— ENTRIES PROVIDED —
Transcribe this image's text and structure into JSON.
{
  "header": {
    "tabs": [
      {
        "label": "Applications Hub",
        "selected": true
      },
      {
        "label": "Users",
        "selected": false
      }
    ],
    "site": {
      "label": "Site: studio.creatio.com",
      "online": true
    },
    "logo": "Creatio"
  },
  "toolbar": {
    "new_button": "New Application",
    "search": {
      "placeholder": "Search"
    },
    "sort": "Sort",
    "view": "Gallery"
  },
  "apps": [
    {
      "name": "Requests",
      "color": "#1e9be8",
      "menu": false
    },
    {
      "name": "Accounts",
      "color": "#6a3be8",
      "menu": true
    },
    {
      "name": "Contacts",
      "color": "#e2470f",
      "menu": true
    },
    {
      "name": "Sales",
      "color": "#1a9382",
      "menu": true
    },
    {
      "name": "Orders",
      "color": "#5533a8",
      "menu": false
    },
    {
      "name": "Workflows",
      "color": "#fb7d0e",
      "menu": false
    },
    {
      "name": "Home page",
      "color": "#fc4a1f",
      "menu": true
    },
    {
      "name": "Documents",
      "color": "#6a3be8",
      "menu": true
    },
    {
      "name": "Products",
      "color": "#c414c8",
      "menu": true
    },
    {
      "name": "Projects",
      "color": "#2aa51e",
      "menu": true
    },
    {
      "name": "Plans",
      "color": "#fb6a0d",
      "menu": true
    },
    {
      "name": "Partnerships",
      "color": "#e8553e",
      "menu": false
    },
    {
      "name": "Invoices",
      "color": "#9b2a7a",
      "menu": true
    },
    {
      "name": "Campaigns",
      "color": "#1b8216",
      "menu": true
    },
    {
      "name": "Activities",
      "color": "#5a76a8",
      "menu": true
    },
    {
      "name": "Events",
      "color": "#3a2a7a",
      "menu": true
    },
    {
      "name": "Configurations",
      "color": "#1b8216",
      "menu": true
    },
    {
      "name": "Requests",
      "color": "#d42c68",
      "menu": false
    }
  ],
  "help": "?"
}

— TASK REQUIREMENTS —
The records above need to be transcribed in full. Keep every character unchanged.

— ANSWER IN FULL —
Transcribe this image's text and structure into JSON.
{
  "header": {
    "tabs": [
      {
        "label": "Applications Hub",
        "selected": true
      },
      {
        "label": "Users",
        "selected": false
      }
    ],
    "site": {
      "label": "Site: studio.creatio.com",
      "online": true
    },
    "logo": "Creatio"
  },
  "toolbar": {
    "new_button": "New Application",
    "search": {
      "placeholder": "Search"
    },
    "sort": "Sort",
    "view": "Gallery"
  },
  "apps": [
    {
      "name": "Requests",
      "color": "#1e9be8",
      "menu": false
    },
    {
      "name": "Accounts",
      "color": "#6a3be8",
      "menu": true
    },
    {
      "name": "Contacts",
      "color": "#e2470f",
      "menu": true
    },
    {
      "name": "Sales",
      "color": "#1a9382",
      "menu": true
    },
    {
      "name": "Orders",
      "color": "#5533a8",
      "menu": false
    },
    {
      "name": "Workflows",
      "color": "#fb7d0e",
      "menu": false
    },
    {
      "name": "Home page",
      "color": "#fc4a1f",
      "menu": true
    },
    {
      "name": "Documents",
      "color": "#6a3be8",
      "menu": true
    },
    {
      "name": "Products",
      "color": "#c414c8",
      "menu": true
    },
    {
      "name": "Projects",
      "color": "#2aa51e",
      "menu": true
    },
    {
      "name": "Plans",
      "color": "#fb6a0d",
      "menu": true
    },
    {
      "name": "Partnerships",
      "color": "#e8553e",
      "menu": false
    },
    {
      "name": "Invoices",
      "color": "#9b2a7a",
      "menu": true
    },
    {
      "name": "Campaigns",
      "color": "#1b8216",
      "menu": true
    },
    {
      "name": "Activities",
      "color": "#5a76a8",
      "menu": true
    },
    {
      "name": "Events",
      "color": "#3a2a7a",
      "menu": true
    },
    {
      "name": "Configurations",
      "color": "#1b8216",
      "menu": true
    },
    {
      "name": "Requests",
      "color": "#d42c68",
      "menu": false
    }
  ],
  "help": "?"
}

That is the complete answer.